* Set problem 1 *
Name each country mentioned in the excerpt on Swedish policy making.
* Set problem 2 *
Extend the excerpt on Swedish policy making with a passage that picks up after its final sentence.

Under such circumstances, policy making becomes more complex. While efficient government policies are generally seen as implemented by means of well-defined regulations or through government agencies, market policy making through social partners requires interaction with a broader set of independent actors who are not directly controlled by government agencies (Morgan and Hauptmeier, 2021). The formation of such a policy making is not momentarily enacted in policy and resolutely implemented once and for all, but economic ideas, political agendas and bargaining, institutional conditions, and a variety of other local or regional conditions shape the policy making process and the policy implementation that ensues. The state needs to collaborate with, or, alternatively, delegate responsibilities to social partners regarding how to formulate policies under specific conditions, and that outcomes from the bargaining process are, occasionally, sub-optimal in the eyes of either of the participants, consequently calling for new policies. The policy making process is thus incremental rather than linear, multi-vocal rather than autocratic, and receptive to outcomes and emerging economic and political conditions so that policies that fail to fulfil expectations are gradually renegotiated and replaced in an iterative manner. This also implies a shift in the means available for government policy makers to persuade or convince social partners to engage in policy making. As will be examined in more detail below, in the case of Swedish industry policy making over the last decades, government public investigations played a central role in the process leading to a transformation of policy making where the object of state policy becomes the social partners and less directly market actors.
The Swedish economy and policy making milieu
By the middle of the 19th century, at the beginning of the industrialization of the economy and the urbanization that followed, Sweden was one of the most impoverished countries in Europe. Eleven decades later, by the late 1960s, Sweden was together with the United States and Switzerland one of the three wealthiest countries in the world, Braunerhjelm and Henrekson (2013: 110) argue. Since this point, the growth of the Swedish economy has lagged behind many OECD countries, but it is still competitive with a for the most part positive trade balance and hosting many innovative industries. Furthermore, Sweden remains a welfare state that ensures a low degree of poverty at the same time as enterprise and innovation are actively promoted.

* Data shown *

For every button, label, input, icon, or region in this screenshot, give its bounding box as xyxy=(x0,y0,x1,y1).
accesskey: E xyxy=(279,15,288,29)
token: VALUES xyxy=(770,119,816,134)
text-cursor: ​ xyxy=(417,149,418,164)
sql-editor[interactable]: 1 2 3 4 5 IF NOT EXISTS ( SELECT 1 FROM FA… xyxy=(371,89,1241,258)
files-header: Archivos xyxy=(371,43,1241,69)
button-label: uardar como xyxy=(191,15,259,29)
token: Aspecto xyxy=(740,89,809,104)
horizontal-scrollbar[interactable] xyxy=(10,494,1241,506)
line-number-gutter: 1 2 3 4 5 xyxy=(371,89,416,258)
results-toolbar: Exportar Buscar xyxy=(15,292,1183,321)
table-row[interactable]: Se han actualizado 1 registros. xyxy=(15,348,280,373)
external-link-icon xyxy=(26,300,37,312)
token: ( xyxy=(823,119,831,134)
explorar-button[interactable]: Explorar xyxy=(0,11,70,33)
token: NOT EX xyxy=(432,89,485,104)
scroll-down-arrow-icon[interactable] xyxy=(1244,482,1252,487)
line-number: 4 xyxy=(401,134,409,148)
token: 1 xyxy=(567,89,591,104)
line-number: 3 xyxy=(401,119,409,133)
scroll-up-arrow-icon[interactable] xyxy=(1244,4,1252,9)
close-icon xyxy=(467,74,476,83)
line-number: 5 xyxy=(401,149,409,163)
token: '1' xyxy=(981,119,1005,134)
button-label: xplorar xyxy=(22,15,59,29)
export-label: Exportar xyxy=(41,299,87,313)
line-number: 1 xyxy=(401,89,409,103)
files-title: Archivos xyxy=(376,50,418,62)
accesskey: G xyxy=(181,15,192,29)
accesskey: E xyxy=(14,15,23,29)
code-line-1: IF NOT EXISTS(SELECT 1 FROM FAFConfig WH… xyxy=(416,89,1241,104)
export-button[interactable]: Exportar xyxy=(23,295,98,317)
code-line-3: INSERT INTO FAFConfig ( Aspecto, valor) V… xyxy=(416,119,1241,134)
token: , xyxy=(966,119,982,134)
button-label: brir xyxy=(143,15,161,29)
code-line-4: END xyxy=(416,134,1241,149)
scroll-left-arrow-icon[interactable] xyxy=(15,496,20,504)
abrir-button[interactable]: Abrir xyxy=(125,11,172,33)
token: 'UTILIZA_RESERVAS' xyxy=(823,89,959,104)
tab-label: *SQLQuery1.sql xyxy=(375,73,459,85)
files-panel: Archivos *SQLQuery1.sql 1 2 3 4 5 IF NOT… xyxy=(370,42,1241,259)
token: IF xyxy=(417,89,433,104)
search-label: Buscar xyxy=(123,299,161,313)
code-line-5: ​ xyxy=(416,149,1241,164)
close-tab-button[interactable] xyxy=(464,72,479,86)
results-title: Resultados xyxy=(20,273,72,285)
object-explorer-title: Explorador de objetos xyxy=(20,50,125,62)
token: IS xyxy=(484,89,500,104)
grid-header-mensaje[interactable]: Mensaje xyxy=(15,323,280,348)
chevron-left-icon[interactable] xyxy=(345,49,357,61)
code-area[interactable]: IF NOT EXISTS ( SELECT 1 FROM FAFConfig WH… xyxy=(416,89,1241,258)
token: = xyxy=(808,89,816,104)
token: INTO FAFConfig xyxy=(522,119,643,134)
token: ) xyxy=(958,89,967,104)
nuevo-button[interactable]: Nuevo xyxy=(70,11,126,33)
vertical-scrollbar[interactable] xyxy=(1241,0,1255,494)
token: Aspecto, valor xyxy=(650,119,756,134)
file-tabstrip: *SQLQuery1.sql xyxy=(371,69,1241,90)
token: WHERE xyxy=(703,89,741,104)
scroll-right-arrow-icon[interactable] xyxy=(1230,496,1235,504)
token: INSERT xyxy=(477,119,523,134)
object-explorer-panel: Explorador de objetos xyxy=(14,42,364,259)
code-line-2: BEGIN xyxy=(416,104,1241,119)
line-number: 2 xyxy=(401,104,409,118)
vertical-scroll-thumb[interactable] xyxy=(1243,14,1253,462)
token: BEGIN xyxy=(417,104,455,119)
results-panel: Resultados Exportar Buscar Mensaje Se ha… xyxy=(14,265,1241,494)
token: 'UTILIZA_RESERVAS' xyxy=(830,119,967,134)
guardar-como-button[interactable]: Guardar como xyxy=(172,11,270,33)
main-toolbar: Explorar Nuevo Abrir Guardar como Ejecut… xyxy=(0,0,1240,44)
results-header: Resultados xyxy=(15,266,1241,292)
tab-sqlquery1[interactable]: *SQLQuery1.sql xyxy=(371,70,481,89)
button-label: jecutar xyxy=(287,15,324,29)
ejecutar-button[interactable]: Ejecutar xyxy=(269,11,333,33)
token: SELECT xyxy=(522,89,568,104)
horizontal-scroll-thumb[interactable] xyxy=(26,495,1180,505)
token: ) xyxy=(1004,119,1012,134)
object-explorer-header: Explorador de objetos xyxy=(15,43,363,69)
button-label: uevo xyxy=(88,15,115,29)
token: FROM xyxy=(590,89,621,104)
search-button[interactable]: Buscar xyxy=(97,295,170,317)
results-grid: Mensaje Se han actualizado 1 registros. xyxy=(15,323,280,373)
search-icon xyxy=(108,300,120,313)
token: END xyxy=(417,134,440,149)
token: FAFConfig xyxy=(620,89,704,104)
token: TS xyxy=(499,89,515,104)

* Task response 1 *
Sweden, the United States, Switzerland

* Task response 2 *
As has been observed in most advanced welfare states, the Swedish economy has transformed in the direction of liberalization in the last half century, primarily characterized by an emphasis on free trade and deregulation of former state monopoly product markets, exposing the economy to global competition and the economic turbulence arising from global markets, often seen as creating a need to be able to adjust to global transformative pressures. In this respect, the Swedish policy making milieu and governance structure has some specific features that need to be recognized. First, unionization is comparably high and ‘almost nine out of ten Swedish workers are covered by collective agreements’ (Baccaro and Howell, 2017: 168). Employers are also extensively organized. About 80–90% of employers are organized in employers’ associations (Medlingsinstitutet, 2018). While industrial relations structures and wage negotiations have been decentralized (Thörnqvist, 1999), collective agreements remain a central governance device, regulating wages and working conditions, as well as other policy-related elements, such as health and safety, training and social security issues in the labour market. An important premise of the decentralized wage regime is that wage increases are set at such a level that it should be possible to maintain wage levels even during times of economic turbulence. Adjustment to structural and economic changes at the firm level normally takes place through the dismissal of employees, rather than through wage cuts or other forms of precarization of employment conditions, which leads to long-term erosion of welfare and competitiveness.
The absence of state-imposed minimal wages also explains the importance of collective bargaining. With minimal wage regulations, employers could avoid bargaining by simply offering the minimal wages as defined by the government. In order for employers to avoid industrial action, they therefore need to have a collective agreement. Thus, in contrast to most other European countries, Swedish industrial relations is not based on ‘automatic’ use of administrative extension of agreements to non-organized employers. Instead, the basis for the high coverage level is sector bargaining (Visser, 2013), where unions are strong enough to force non-organized employers to apply the sector agreements and sign an ‘adhesion agreement’. While other European countries are dependent on continuing state support, Swedish industrial relations is based on a form of self-regulation where both sides gain from maintaining peace in their relationships without much state influence.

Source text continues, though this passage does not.